- [Objective]: Omit the pictures, please, and give each record below again exactly.

--- Exercise material ---

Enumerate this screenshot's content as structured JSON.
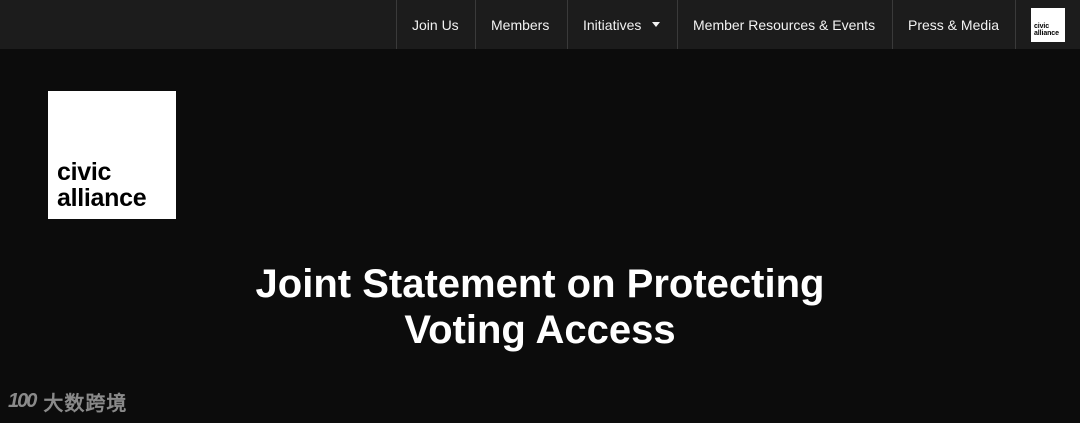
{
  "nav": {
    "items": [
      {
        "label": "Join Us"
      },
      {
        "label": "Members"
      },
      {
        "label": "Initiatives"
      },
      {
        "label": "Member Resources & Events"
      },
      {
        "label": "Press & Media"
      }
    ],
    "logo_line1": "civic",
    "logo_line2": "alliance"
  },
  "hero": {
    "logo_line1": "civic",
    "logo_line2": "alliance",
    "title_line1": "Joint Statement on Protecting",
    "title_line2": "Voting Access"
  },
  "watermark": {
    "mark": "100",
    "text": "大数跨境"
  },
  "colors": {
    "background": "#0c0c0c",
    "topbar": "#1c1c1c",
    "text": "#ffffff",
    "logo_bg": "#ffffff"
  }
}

---

- [The output]:
Enumerate this screenshot's content as structured JSON.
{
  "nav": {
    "items": [
      {
        "label": "Join Us"
      },
      {
        "label": "Members"
      },
      {
        "label": "Initiatives"
      },
      {
        "label": "Member Resources & Events"
      },
      {
        "label": "Press & Media"
      }
    ],
    "logo_line1": "civic",
    "logo_line2": "alliance"
  },
  "hero": {
    "logo_line1": "civic",
    "logo_line2": "alliance",
    "title_line1": "Joint Statement on Protecting",
    "title_line2": "Voting Access"
  },
  "watermark": {
    "mark": "100",
    "text": "大数跨境"
  },
  "colors": {
    "background": "#0c0c0c",
    "topbar": "#1c1c1c",
    "text": "#ffffff",
    "logo_bg": "#ffffff"
  }
}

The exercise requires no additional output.